● **WRITTEN TASK**: Please copy the Zmailer thread from "It means that" to "you describe below.", replacing "TA programs" with "transport agents".

● **DOCUMENT TEXT**:
[Raw Msg Headers][Date Prev][Date Next][Thread Prev][Thread Next][Date Index][Thread Index]

Re: Issues for Solaris 2.5.1 and 2.99.45

> Solaris 2.5.1
> Zmailer 2.99.45
> A few problems. I tried pushing about 100,000 messages through it 
> as my first acid test (real traffic).
> (1) Logging scheduler output I got 53MB of the following message type:
> 19970317192004 DBGdiag: # smtpclient:15563: lockaddr: file '541305-13635' host 
> '?host?' expected '~' found ' '

	It means that two smtp-clients have been processing same message
	in parallel.  It is a no-no situation actually.

	The presense of '?host?' propably means that you are running
	scheduler without sending host-selectors down to the TA programs.
	That is, you have the  smtp/*  defined in the ancient manner of:
		command="smtp $host"

	Umm.. No, it doesn't look like it from things you describe below.

> (2) I tried setting USE_FCNTLLOCK in transports/libta/lockaddr.c. After
> futzing with the header files to get fcntl.h incorporated, this code
> did not build. Looking at the fcntl code in lockaddr.c, I don't think
> this code works.

	No, it does not work.  I did never finish off the code.
	(And I am not certain it would be cheaper to the system,
	 than the current method -- having HUNDREDS of small log
	 regions in dozens of files...)
> (3) I have 6 smtp processes looping, apparently. I am unable to truss or
> debug them. I sent them a SIGABRT and then gdb the core file and got:
> #0  0x148b0 in process (SS=0xeffff3c8, dp=0x3fb7c, smtpstatus=0, host=Cannot 
> access memory at address 0xeffff184.
> ) at smtp.c:701
> 701             for (rp = rphead = dp->recipients; rp != NULL; rp = rp->next) {

	???  Perhaps a faulty  transport-spec  file ?
> (4) HUPing the scheduler process does not cause new processes to write a new
> scheduler.perflog. Killing the scheduler process does not kill the children,
> as documented. HUPing the router process only causes that one router process
> to write to the new log file, the others continue writing to the old (it would
> seem they never get HUPed).

● **MATERIAL**:
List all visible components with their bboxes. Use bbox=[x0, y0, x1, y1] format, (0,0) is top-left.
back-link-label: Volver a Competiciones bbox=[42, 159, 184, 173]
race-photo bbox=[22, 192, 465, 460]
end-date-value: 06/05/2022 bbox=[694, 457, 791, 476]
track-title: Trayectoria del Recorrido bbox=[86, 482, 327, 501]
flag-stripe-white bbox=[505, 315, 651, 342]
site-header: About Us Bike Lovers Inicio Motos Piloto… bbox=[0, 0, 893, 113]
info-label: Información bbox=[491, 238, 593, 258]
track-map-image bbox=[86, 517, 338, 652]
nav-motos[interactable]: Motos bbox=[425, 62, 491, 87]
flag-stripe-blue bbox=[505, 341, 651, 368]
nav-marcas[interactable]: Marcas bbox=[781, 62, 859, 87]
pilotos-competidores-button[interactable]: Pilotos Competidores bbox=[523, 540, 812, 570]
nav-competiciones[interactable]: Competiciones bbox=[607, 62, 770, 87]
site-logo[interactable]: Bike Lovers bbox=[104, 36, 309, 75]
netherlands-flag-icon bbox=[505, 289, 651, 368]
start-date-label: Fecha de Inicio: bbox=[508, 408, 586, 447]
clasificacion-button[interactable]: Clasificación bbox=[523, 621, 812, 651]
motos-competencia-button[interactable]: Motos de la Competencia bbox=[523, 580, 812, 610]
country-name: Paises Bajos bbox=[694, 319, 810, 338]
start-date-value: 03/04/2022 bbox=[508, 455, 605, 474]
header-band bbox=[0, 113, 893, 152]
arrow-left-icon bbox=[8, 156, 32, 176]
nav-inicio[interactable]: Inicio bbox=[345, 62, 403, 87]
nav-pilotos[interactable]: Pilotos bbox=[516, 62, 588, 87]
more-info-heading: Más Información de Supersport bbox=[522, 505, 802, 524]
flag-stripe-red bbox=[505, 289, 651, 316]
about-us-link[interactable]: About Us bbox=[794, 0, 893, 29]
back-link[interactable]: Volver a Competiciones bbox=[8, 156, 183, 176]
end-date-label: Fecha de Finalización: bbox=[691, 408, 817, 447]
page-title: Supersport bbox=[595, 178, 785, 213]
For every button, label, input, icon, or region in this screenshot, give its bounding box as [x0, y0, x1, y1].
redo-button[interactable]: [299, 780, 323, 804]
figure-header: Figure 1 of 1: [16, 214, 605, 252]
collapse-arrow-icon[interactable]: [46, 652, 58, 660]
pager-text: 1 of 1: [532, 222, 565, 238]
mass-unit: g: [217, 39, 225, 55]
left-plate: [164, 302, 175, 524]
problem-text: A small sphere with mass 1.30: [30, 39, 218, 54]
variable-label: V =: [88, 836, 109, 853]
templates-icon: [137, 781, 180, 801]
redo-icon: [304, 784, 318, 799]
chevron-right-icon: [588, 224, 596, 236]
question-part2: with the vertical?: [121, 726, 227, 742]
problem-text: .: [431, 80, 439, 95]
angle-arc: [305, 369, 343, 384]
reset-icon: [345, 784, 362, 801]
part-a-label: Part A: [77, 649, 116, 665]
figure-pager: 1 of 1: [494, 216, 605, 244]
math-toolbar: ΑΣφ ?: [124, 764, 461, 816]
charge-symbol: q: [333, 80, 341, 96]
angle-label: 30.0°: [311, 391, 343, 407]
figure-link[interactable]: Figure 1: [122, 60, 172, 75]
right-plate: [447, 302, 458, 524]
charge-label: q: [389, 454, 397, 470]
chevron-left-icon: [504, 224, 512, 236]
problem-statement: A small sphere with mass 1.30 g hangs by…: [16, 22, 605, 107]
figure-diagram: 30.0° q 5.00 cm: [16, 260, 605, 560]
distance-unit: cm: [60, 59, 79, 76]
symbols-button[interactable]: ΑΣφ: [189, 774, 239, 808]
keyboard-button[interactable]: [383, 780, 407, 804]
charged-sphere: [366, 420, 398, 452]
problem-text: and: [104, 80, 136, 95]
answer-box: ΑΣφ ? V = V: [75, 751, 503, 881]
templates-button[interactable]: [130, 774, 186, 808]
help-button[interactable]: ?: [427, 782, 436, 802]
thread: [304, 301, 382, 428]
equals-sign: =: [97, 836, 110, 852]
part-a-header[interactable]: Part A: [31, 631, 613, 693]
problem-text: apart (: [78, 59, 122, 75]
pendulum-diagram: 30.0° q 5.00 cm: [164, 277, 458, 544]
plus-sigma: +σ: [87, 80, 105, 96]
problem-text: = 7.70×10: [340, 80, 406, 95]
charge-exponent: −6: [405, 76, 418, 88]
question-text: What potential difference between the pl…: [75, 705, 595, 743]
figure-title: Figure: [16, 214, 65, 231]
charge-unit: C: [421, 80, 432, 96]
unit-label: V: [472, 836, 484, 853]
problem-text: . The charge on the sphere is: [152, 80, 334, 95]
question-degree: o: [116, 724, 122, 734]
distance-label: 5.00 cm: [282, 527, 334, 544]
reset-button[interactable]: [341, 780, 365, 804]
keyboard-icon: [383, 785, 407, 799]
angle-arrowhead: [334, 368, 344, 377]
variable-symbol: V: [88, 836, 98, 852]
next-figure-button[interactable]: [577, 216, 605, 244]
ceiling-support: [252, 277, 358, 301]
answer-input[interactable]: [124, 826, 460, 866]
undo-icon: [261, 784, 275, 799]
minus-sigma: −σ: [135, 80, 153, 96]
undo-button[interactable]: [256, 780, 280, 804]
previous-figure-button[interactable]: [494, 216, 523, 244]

● **RESPONSE TO THE TASK**:
It means that two smtp-clients have been processing same message
	in parallel.  It is a no-no situation actually.

	The presense of '?host?' propably means that you are running
	scheduler without sending host-selectors down to the transport agents.
	That is, you have the  smtp/*  defined in the ancient manner of:
		command="smtp $host"

	Umm.. No, it doesn't look like it from things you describe below.